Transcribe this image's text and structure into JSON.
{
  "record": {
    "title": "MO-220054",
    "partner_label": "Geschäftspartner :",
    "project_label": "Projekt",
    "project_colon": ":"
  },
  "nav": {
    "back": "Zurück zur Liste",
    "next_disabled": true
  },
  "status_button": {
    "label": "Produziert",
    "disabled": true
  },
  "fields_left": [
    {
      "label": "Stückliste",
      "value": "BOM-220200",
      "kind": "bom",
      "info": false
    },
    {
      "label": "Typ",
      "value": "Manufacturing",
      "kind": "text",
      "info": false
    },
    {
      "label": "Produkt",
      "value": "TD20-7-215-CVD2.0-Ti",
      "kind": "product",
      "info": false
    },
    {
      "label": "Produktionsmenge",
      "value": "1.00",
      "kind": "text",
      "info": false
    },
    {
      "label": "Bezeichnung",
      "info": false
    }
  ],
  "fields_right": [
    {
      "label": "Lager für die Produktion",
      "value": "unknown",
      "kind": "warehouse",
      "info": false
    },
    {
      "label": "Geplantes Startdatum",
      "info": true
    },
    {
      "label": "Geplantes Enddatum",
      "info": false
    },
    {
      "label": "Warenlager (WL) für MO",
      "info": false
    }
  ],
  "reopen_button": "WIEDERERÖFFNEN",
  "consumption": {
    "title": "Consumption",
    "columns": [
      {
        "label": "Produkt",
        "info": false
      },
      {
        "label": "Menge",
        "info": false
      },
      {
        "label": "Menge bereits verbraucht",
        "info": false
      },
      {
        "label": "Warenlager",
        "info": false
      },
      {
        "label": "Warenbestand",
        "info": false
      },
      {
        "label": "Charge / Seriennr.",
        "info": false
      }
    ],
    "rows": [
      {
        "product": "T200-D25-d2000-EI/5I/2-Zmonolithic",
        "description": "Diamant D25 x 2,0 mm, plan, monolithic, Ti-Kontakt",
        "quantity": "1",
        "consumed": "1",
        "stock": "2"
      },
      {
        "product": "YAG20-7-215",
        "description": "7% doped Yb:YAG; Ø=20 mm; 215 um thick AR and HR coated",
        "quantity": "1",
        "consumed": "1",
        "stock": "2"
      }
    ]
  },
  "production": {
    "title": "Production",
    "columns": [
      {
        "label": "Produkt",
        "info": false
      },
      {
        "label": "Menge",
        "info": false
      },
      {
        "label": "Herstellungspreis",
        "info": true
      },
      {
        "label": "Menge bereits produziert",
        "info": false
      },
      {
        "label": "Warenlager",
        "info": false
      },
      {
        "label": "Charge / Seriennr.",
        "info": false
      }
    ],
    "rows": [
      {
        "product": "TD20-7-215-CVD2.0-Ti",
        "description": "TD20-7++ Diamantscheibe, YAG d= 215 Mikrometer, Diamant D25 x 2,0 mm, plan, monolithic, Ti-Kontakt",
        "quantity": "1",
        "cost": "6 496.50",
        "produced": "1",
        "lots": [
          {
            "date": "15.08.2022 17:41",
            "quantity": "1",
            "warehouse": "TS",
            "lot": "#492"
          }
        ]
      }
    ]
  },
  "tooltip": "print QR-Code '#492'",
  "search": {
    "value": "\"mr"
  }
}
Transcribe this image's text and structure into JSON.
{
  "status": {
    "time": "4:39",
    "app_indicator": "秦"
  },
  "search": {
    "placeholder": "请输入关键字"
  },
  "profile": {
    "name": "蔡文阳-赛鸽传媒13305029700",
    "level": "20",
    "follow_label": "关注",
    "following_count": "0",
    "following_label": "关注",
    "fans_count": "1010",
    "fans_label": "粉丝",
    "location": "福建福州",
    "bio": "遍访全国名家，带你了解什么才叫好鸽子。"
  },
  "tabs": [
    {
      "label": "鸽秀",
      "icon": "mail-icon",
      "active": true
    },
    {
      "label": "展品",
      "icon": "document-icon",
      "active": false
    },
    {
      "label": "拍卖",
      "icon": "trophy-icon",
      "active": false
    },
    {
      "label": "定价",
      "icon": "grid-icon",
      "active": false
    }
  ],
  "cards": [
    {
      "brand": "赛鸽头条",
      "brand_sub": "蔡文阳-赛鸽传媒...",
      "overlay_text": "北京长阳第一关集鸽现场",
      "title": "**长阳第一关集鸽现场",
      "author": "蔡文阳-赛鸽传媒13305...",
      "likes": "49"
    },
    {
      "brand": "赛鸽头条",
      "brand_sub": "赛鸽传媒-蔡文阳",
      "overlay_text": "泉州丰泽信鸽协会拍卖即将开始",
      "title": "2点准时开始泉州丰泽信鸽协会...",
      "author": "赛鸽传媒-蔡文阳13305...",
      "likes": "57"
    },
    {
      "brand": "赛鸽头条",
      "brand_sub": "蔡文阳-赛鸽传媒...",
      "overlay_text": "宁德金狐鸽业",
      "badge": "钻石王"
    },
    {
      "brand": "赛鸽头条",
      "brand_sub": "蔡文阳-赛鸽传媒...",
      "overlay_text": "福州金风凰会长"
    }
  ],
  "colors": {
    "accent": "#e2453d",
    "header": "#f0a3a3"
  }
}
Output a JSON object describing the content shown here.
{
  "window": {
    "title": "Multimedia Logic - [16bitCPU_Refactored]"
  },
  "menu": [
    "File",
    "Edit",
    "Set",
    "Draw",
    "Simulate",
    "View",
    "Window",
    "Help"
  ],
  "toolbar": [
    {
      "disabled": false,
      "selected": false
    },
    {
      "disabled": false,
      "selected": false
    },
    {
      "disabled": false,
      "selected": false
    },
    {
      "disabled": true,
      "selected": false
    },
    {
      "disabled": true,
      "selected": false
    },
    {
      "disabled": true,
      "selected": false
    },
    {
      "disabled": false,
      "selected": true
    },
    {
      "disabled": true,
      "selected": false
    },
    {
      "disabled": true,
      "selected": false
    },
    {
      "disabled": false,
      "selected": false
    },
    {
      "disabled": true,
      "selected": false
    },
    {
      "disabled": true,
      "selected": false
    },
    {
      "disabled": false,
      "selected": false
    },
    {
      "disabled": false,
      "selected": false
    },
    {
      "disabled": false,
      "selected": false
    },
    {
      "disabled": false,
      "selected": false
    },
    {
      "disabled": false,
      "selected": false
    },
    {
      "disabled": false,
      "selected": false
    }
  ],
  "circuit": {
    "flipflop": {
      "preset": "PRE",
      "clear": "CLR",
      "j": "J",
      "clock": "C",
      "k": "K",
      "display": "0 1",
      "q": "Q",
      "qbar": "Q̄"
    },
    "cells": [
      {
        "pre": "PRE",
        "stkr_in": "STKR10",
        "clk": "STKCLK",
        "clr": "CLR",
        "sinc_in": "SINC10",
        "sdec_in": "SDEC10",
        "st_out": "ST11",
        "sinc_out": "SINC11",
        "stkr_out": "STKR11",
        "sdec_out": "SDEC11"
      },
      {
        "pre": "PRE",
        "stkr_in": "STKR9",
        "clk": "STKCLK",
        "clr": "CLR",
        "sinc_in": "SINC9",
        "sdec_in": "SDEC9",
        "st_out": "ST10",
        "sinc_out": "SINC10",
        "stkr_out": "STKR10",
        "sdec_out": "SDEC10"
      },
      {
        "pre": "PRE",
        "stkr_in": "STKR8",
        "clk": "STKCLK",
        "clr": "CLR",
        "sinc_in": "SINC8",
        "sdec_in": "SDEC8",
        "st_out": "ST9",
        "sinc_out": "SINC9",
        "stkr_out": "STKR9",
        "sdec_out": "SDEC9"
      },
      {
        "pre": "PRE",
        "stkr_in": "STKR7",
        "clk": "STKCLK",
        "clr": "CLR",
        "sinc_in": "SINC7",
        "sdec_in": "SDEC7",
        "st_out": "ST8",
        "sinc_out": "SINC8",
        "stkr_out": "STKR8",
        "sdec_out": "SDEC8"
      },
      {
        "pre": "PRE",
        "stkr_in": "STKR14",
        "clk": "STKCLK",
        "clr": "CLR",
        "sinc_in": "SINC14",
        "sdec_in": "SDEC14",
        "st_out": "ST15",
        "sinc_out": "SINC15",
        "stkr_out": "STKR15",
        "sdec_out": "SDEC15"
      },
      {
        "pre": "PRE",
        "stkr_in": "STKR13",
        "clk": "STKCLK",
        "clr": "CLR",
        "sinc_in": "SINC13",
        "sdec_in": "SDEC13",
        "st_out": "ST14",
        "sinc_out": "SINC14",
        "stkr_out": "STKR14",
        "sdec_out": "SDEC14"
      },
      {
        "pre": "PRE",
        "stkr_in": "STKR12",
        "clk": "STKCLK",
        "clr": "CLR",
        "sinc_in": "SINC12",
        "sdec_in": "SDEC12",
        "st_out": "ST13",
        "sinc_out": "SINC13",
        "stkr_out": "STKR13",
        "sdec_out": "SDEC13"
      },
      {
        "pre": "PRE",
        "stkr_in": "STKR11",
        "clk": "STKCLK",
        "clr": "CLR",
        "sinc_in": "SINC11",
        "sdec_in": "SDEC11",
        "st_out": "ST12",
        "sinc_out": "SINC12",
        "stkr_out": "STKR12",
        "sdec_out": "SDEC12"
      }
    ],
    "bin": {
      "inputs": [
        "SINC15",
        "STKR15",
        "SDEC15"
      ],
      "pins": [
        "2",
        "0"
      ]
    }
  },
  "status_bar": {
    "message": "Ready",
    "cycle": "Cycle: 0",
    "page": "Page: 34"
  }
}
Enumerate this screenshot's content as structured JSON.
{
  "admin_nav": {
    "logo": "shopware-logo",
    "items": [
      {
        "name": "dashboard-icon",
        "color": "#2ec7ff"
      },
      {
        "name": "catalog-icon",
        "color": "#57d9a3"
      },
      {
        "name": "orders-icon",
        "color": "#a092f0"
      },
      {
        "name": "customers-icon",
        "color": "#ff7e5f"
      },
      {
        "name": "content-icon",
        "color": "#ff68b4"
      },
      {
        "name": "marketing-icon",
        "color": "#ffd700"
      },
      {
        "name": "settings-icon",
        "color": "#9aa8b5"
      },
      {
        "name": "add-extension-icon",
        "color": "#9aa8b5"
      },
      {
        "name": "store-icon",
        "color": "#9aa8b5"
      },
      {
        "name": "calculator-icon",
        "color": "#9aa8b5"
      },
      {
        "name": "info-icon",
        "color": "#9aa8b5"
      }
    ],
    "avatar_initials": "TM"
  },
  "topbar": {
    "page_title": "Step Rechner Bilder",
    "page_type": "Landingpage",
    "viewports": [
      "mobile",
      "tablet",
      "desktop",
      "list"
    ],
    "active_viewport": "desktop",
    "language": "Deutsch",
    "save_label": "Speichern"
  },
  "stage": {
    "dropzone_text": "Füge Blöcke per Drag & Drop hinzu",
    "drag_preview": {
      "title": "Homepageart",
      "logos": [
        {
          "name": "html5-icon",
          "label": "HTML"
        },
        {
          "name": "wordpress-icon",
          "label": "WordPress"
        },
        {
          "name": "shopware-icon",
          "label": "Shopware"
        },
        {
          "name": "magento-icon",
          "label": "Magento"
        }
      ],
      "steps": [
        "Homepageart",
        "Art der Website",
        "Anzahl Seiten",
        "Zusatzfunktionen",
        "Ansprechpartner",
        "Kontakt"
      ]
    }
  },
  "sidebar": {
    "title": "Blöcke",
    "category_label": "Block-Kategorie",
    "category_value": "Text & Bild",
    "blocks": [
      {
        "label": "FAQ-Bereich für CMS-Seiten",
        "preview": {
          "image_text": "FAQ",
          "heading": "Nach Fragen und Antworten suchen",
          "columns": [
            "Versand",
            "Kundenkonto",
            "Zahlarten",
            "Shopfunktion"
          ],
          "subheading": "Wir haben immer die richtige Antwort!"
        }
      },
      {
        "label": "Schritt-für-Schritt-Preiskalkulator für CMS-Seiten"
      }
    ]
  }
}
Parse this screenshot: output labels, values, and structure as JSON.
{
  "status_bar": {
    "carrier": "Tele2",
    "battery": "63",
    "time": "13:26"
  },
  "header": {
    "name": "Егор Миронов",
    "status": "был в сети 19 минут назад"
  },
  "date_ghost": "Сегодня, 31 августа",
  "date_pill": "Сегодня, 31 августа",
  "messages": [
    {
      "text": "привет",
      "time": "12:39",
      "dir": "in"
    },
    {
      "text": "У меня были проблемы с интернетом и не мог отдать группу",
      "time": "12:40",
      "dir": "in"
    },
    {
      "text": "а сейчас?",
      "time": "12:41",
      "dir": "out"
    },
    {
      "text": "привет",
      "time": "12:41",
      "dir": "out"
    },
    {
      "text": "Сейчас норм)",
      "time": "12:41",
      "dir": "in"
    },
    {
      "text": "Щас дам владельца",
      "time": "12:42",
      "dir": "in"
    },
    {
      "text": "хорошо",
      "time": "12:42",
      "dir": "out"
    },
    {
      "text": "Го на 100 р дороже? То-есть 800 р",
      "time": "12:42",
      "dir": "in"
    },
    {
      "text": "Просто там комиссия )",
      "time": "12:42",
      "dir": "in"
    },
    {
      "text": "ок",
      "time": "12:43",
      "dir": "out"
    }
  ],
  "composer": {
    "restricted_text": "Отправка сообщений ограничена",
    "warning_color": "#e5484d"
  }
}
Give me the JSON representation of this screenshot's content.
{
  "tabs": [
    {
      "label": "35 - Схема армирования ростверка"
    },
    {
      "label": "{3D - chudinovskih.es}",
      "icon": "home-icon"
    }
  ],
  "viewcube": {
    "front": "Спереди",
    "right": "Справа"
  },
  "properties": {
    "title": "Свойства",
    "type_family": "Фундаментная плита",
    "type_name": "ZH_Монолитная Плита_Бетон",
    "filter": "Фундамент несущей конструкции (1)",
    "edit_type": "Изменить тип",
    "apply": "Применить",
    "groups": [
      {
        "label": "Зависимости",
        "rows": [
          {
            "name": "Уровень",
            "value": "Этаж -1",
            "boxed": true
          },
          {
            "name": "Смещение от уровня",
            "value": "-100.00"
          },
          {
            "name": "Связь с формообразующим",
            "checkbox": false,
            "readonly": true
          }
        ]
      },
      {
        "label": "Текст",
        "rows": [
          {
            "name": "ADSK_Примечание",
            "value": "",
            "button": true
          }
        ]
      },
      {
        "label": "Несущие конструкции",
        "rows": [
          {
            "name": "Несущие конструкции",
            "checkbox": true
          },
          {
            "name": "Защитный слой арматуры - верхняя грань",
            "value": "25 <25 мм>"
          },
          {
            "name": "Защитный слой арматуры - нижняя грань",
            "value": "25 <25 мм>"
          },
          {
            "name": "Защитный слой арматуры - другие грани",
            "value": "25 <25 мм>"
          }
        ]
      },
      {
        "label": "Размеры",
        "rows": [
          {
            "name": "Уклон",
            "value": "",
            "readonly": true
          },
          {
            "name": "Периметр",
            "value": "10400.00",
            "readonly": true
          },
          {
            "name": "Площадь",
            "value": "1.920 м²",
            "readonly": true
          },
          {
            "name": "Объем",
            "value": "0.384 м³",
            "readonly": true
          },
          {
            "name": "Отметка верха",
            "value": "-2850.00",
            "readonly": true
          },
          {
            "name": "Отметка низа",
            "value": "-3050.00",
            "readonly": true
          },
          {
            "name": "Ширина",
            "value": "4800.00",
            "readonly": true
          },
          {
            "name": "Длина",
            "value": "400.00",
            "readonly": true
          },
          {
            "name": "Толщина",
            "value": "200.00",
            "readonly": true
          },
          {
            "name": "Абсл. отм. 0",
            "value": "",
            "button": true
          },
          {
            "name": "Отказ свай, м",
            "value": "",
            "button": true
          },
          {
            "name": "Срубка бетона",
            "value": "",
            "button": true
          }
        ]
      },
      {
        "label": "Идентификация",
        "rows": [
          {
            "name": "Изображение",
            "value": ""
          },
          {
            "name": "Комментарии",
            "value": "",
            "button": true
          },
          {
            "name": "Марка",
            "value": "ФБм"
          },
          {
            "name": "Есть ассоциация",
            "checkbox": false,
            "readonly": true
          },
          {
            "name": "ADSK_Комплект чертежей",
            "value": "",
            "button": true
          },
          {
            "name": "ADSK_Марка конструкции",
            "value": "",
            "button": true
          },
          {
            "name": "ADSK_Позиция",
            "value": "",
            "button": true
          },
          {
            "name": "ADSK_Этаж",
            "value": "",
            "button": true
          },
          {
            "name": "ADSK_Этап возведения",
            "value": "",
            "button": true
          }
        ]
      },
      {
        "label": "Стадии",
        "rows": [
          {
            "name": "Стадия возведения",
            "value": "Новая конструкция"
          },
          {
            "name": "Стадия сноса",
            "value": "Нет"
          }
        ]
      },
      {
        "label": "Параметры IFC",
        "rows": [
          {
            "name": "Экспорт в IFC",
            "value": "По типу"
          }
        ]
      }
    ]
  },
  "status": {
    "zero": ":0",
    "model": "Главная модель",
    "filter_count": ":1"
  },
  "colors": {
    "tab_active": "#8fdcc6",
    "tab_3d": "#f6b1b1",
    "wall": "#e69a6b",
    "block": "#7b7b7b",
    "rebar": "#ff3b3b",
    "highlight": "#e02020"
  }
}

******************************

Scan the lines for the string "Защитный". Copy out each line that matches.

▸ The answer
            "name": "Защитный слой арматуры - верхняя грань",
            "name": "Защитный слой арматуры - нижняя грань",
            "name": "Защитный слой арматуры - другие грани",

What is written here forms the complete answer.